Request ▸ Retype the data that follows line by line, exactly, and leave its pictures out.

Material for this task ▸
________________
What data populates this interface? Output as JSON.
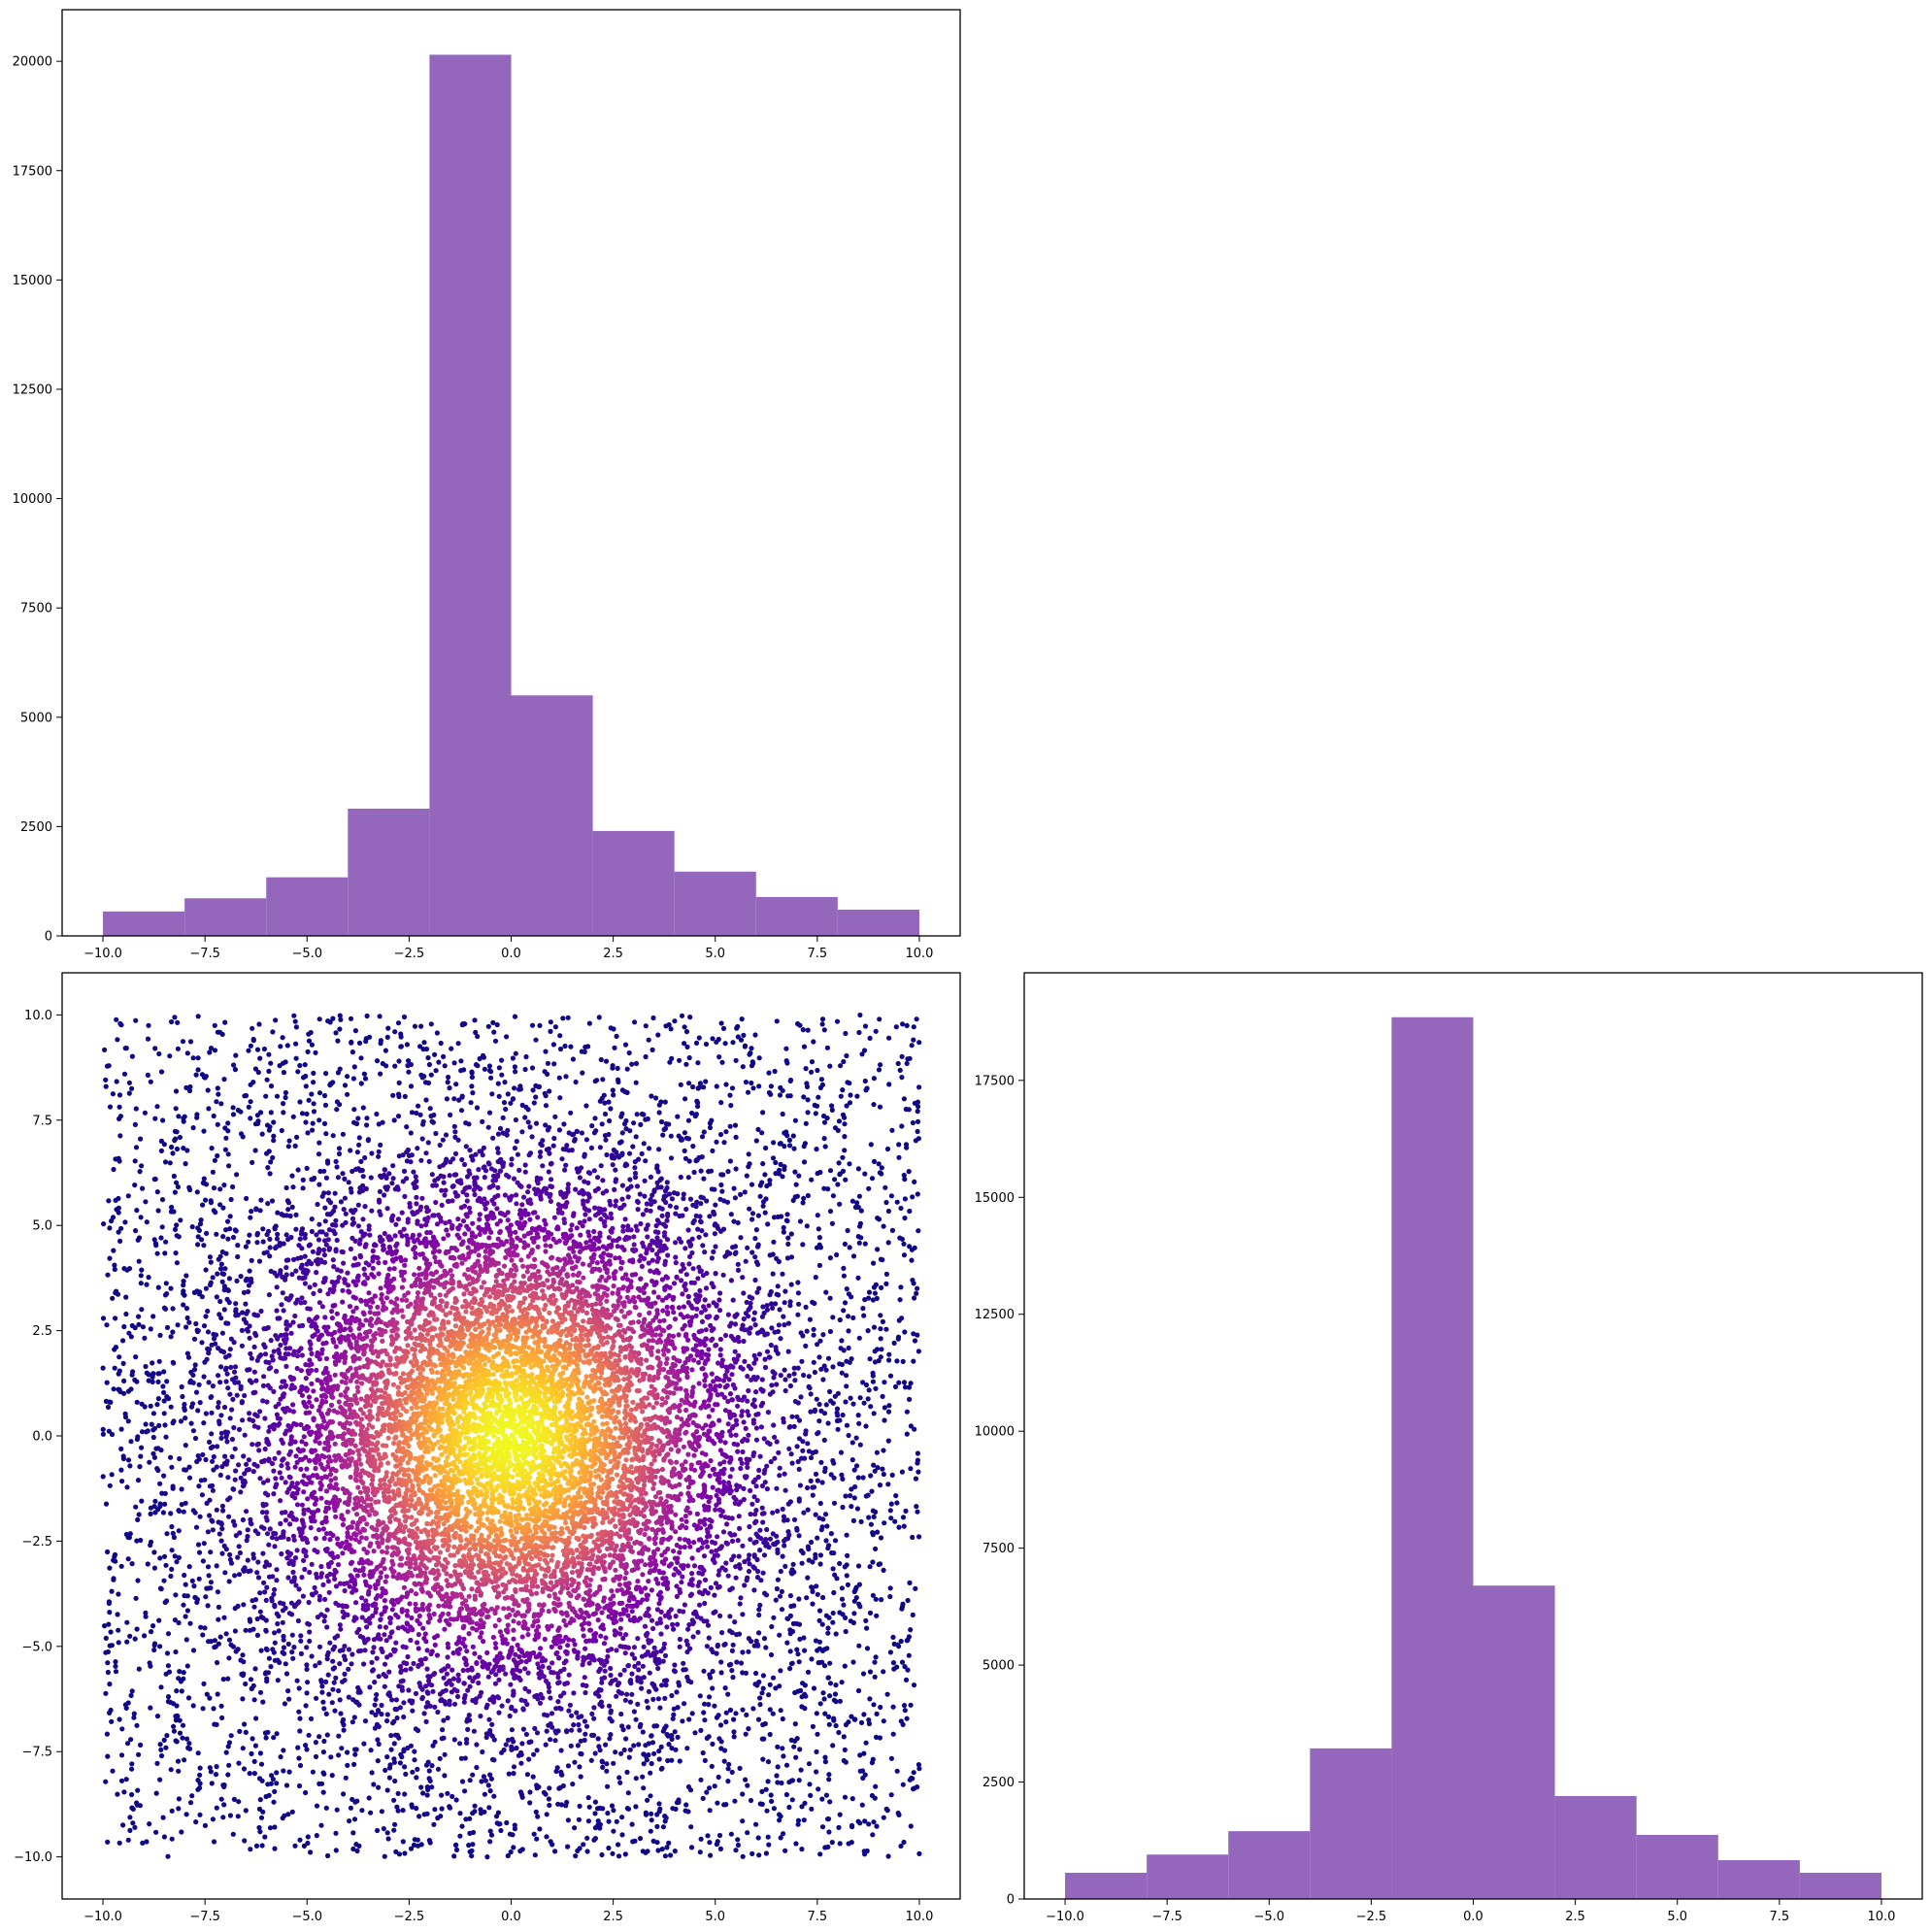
{
  "chart_data": [
    {
      "id": "top-left-histogram",
      "type": "bar",
      "title": "",
      "xlabel": "",
      "ylabel": "",
      "bin_edges": [
        -10,
        -8,
        -6,
        -4,
        -2,
        0,
        2,
        4,
        6,
        8,
        10
      ],
      "values": [
        560,
        860,
        1340,
        2910,
        20150,
        5500,
        2400,
        1470,
        890,
        600
      ],
      "xlim": [
        -11,
        11
      ],
      "ylim": [
        0,
        21180
      ],
      "xticks": [
        -10,
        -7.5,
        -5,
        -2.5,
        0,
        2.5,
        5,
        7.5,
        10
      ],
      "xtick_labels": [
        "−10.0",
        "−7.5",
        "−5.0",
        "−2.5",
        "0.0",
        "2.5",
        "5.0",
        "7.5",
        "10.0"
      ],
      "yticks": [
        0,
        2500,
        5000,
        7500,
        10000,
        12500,
        15000,
        17500,
        20000
      ],
      "ytick_labels": [
        "0",
        "2500",
        "5000",
        "7500",
        "10000",
        "12500",
        "15000",
        "17500",
        "20000"
      ],
      "grid": false,
      "color": "#9467bd"
    },
    {
      "id": "bottom-left-scatter",
      "type": "scatter",
      "title": "",
      "xlabel": "",
      "ylabel": "",
      "x_range_of_points": [
        -10,
        10
      ],
      "y_range_of_points": [
        -10,
        10
      ],
      "density_peak": [
        0,
        0
      ],
      "colormap": "plasma",
      "colormap_low": "#0d0887",
      "colormap_high": "#f0f921",
      "xlim": [
        -11,
        11
      ],
      "ylim": [
        -11,
        11
      ],
      "xticks": [
        -10,
        -7.5,
        -5,
        -2.5,
        0,
        2.5,
        5,
        7.5,
        10
      ],
      "xtick_labels": [
        "−10.0",
        "−7.5",
        "−5.0",
        "−2.5",
        "0.0",
        "2.5",
        "5.0",
        "7.5",
        "10.0"
      ],
      "yticks": [
        -10,
        -7.5,
        -5,
        -2.5,
        0,
        2.5,
        5,
        7.5,
        10
      ],
      "ytick_labels": [
        "−10.0",
        "−7.5",
        "−5.0",
        "−2.5",
        "0.0",
        "2.5",
        "5.0",
        "7.5",
        "10.0"
      ],
      "grid": false
    },
    {
      "id": "bottom-right-histogram",
      "type": "bar",
      "title": "",
      "xlabel": "",
      "ylabel": "",
      "bin_edges": [
        -10,
        -8,
        -6,
        -4,
        -2,
        0,
        2,
        4,
        6,
        8,
        10
      ],
      "values": [
        560,
        950,
        1450,
        3220,
        18850,
        6700,
        2200,
        1370,
        830,
        560
      ],
      "xlim": [
        -11,
        11
      ],
      "ylim": [
        0,
        19800
      ],
      "xticks": [
        -10,
        -7.5,
        -5,
        -2.5,
        0,
        2.5,
        5,
        7.5,
        10
      ],
      "xtick_labels": [
        "−10.0",
        "−7.5",
        "−5.0",
        "−2.5",
        "0.0",
        "2.5",
        "5.0",
        "7.5",
        "10.0"
      ],
      "yticks": [
        0,
        2500,
        5000,
        7500,
        10000,
        12500,
        15000,
        17500
      ],
      "ytick_labels": [
        "0",
        "2500",
        "5000",
        "7500",
        "10000",
        "12500",
        "15000",
        "17500"
      ],
      "grid": false,
      "color": "#9467bd"
    }
  ]
}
________________
Result of this task ▸
What data populates this interface? Output as JSON.
{
  "chart_data": [
    {
      "id": "top-left-histogram",
      "type": "bar",
      "title": "",
      "xlabel": "",
      "ylabel": "",
      "bin_edges": [
        -10,
        -8,
        -6,
        -4,
        -2,
        0,
        2,
        4,
        6,
        8,
        10
      ],
      "values": [
        560,
        860,
        1340,
        2910,
        20150,
        5500,
        2400,
        1470,
        890,
        600
      ],
      "xlim": [
        -11,
        11
      ],
      "ylim": [
        0,
        21180
      ],
      "xticks": [
        -10,
        -7.5,
        -5,
        -2.5,
        0,
        2.5,
        5,
        7.5,
        10
      ],
      "xtick_labels": [
        "−10.0",
        "−7.5",
        "−5.0",
        "−2.5",
        "0.0",
        "2.5",
        "5.0",
        "7.5",
        "10.0"
      ],
      "yticks": [
        0,
        2500,
        5000,
        7500,
        10000,
        12500,
        15000,
        17500,
        20000
      ],
      "ytick_labels": [
        "0",
        "2500",
        "5000",
        "7500",
        "10000",
        "12500",
        "15000",
        "17500",
        "20000"
      ],
      "grid": false,
      "color": "#9467bd"
    },
    {
      "id": "bottom-left-scatter",
      "type": "scatter",
      "title": "",
      "xlabel": "",
      "ylabel": "",
      "x_range_of_points": [
        -10,
        10
      ],
      "y_range_of_points": [
        -10,
        10
      ],
      "density_peak": [
        0,
        0
      ],
      "colormap": "plasma",
      "colormap_low": "#0d0887",
      "colormap_high": "#f0f921",
      "xlim": [
        -11,
        11
      ],
      "ylim": [
        -11,
        11
      ],
      "xticks": [
        -10,
        -7.5,
        -5,
        -2.5,
        0,
        2.5,
        5,
        7.5,
        10
      ],
      "xtick_labels": [
        "−10.0",
        "−7.5",
        "−5.0",
        "−2.5",
        "0.0",
        "2.5",
        "5.0",
        "7.5",
        "10.0"
      ],
      "yticks": [
        -10,
        -7.5,
        -5,
        -2.5,
        0,
        2.5,
        5,
        7.5,
        10
      ],
      "ytick_labels": [
        "−10.0",
        "−7.5",
        "−5.0",
        "−2.5",
        "0.0",
        "2.5",
        "5.0",
        "7.5",
        "10.0"
      ],
      "grid": false
    },
    {
      "id": "bottom-right-histogram",
      "type": "bar",
      "title": "",
      "xlabel": "",
      "ylabel": "",
      "bin_edges": [
        -10,
        -8,
        -6,
        -4,
        -2,
        0,
        2,
        4,
        6,
        8,
        10
      ],
      "values": [
        560,
        950,
        1450,
        3220,
        18850,
        6700,
        2200,
        1370,
        830,
        560
      ],
      "xlim": [
        -11,
        11
      ],
      "ylim": [
        0,
        19800
      ],
      "xticks": [
        -10,
        -7.5,
        -5,
        -2.5,
        0,
        2.5,
        5,
        7.5,
        10
      ],
      "xtick_labels": [
        "−10.0",
        "−7.5",
        "−5.0",
        "−2.5",
        "0.0",
        "2.5",
        "5.0",
        "7.5",
        "10.0"
      ],
      "yticks": [
        0,
        2500,
        5000,
        7500,
        10000,
        12500,
        15000,
        17500
      ],
      "ytick_labels": [
        "0",
        "2500",
        "5000",
        "7500",
        "10000",
        "12500",
        "15000",
        "17500"
      ],
      "grid": false,
      "color": "#9467bd"
    }
  ]
}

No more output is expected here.